## Begin Extracted material

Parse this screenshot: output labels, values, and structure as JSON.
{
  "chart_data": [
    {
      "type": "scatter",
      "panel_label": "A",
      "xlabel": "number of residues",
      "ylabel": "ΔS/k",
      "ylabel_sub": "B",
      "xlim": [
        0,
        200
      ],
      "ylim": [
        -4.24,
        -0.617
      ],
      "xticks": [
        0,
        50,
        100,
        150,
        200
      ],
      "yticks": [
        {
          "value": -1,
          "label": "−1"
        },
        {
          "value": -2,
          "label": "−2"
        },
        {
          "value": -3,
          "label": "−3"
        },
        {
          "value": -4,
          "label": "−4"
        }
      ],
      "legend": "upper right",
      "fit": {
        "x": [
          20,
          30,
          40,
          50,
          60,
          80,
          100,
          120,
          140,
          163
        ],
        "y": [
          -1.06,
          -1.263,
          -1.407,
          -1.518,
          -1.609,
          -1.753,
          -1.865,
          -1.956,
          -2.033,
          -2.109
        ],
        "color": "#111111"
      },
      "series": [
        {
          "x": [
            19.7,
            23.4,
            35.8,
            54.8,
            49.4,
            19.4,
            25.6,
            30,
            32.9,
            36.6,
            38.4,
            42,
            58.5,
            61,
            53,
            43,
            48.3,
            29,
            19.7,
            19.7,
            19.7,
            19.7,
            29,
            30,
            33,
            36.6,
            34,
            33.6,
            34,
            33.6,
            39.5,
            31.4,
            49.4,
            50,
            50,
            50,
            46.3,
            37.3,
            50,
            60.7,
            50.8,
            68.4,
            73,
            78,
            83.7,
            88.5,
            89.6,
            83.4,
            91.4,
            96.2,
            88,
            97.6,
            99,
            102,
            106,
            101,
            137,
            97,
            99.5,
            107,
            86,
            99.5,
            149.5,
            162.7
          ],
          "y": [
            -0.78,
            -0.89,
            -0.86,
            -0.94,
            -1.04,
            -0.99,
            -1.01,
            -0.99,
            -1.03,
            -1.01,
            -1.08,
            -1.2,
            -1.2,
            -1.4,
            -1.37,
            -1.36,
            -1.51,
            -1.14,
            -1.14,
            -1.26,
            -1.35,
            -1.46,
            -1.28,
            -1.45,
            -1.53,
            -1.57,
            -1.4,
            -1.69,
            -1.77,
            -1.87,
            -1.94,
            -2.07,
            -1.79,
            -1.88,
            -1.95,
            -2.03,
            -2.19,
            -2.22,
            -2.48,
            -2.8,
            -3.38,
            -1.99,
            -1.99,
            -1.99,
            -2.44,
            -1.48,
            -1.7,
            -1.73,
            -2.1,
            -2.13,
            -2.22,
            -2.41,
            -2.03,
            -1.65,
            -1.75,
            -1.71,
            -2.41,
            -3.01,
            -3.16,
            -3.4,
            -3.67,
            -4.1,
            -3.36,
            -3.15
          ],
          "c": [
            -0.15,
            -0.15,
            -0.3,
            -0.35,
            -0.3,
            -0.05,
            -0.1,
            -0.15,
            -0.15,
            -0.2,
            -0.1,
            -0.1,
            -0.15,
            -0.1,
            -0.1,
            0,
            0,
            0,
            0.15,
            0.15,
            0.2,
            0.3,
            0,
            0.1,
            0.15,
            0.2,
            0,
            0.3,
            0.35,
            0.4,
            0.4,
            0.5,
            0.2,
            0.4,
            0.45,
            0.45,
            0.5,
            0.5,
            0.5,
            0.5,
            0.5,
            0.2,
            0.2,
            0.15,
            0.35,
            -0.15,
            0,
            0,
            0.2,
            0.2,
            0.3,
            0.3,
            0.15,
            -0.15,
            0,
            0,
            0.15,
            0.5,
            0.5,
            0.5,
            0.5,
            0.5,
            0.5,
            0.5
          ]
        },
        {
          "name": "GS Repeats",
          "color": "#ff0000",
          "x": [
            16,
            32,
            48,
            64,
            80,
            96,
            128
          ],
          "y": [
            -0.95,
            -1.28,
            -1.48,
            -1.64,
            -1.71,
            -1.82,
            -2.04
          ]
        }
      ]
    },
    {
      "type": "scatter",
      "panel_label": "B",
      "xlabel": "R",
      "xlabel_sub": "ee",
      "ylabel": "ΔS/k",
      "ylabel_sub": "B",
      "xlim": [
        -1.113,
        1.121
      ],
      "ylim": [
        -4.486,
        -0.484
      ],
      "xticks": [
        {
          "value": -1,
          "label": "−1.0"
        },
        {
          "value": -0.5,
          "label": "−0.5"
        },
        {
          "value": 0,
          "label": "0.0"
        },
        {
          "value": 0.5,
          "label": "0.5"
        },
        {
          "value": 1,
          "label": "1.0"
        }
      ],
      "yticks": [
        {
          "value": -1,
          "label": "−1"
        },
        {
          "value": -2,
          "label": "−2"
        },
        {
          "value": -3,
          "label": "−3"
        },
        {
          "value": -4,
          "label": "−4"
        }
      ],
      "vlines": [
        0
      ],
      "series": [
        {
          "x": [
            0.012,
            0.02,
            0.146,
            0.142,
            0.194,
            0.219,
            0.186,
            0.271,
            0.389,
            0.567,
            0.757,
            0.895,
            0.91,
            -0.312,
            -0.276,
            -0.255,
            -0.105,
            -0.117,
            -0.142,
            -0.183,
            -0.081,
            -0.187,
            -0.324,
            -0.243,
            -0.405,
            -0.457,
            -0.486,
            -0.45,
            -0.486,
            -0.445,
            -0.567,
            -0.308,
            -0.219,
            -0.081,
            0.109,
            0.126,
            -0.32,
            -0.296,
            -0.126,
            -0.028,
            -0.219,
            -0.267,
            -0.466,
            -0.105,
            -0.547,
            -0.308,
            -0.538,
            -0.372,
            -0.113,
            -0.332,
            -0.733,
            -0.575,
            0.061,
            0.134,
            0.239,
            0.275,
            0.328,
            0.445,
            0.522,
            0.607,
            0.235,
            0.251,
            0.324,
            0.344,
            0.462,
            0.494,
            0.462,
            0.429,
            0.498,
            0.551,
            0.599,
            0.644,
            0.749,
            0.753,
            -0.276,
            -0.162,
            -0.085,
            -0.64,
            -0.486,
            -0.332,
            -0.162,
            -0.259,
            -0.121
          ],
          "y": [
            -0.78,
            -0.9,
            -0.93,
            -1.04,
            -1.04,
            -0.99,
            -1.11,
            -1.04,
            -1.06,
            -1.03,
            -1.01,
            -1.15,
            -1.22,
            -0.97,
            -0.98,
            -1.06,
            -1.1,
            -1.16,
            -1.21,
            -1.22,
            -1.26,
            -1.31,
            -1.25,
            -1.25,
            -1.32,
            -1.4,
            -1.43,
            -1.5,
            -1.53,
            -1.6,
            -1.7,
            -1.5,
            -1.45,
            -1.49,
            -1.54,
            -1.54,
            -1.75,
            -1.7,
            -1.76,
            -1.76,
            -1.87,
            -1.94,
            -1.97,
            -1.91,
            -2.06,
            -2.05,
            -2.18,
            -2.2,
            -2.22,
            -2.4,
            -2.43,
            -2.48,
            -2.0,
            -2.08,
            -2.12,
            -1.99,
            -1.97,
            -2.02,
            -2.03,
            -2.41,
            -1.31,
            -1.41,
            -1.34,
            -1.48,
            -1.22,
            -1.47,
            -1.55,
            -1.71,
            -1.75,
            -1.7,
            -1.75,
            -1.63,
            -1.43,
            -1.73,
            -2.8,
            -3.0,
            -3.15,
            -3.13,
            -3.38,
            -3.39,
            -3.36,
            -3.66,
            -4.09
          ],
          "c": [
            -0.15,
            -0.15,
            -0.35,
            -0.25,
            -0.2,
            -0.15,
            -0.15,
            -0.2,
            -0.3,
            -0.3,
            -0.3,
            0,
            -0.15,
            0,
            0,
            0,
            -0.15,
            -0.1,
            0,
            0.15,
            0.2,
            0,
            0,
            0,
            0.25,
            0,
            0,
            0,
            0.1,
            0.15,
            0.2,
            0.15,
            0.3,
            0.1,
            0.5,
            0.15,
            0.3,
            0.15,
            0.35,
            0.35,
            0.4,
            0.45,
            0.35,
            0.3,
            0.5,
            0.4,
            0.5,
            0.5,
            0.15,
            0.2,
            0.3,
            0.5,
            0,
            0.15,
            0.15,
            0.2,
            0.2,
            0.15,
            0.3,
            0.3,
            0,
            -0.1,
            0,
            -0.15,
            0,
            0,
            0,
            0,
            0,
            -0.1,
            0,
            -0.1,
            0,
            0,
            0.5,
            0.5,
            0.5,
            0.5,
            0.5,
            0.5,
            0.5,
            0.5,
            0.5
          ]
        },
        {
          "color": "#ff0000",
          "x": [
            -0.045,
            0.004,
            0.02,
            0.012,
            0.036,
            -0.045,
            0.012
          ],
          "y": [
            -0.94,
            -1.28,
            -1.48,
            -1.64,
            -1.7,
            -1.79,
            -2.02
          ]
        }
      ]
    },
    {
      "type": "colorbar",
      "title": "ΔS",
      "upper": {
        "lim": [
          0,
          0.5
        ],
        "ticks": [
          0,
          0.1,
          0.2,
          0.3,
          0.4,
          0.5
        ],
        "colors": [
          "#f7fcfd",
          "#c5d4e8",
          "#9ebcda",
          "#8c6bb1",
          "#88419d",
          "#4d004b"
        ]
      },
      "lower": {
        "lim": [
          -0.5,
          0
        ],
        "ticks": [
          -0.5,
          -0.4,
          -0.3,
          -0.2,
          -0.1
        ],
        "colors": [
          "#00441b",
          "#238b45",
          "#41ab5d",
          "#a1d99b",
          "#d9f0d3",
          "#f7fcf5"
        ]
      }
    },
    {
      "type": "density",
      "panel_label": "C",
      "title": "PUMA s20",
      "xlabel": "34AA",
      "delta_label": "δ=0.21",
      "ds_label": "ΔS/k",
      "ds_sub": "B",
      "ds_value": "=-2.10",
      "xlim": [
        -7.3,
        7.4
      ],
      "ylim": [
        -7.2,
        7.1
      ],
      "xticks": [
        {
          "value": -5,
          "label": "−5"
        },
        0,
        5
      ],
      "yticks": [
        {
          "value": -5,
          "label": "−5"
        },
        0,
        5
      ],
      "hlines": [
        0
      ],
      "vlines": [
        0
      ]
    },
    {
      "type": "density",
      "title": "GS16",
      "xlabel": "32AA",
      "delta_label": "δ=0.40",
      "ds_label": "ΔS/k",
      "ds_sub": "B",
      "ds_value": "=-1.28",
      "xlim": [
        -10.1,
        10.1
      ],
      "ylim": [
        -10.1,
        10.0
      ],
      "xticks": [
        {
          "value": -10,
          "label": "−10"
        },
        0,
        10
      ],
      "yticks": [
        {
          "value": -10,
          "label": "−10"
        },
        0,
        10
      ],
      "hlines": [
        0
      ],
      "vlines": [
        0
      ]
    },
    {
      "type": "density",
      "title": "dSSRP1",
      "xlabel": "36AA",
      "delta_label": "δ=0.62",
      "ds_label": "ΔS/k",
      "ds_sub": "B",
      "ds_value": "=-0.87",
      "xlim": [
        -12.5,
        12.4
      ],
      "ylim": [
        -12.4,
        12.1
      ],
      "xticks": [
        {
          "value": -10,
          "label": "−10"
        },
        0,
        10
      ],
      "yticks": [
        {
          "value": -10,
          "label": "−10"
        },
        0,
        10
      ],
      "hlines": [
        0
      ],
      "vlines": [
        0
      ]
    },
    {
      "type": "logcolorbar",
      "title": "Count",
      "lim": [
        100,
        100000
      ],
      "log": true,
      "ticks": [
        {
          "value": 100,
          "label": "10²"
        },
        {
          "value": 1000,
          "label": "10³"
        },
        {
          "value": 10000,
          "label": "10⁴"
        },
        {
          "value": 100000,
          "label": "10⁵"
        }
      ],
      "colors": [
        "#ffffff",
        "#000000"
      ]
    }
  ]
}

## End Extracted material

- **Exercise**: From the entries above, copy every line where the word "title" shows up.

- **Written solution**:
      "title": "ΔS",
      "title": "PUMA s20",
      "title": "GS16",
      "title": "dSSRP1",
      "title": "Count",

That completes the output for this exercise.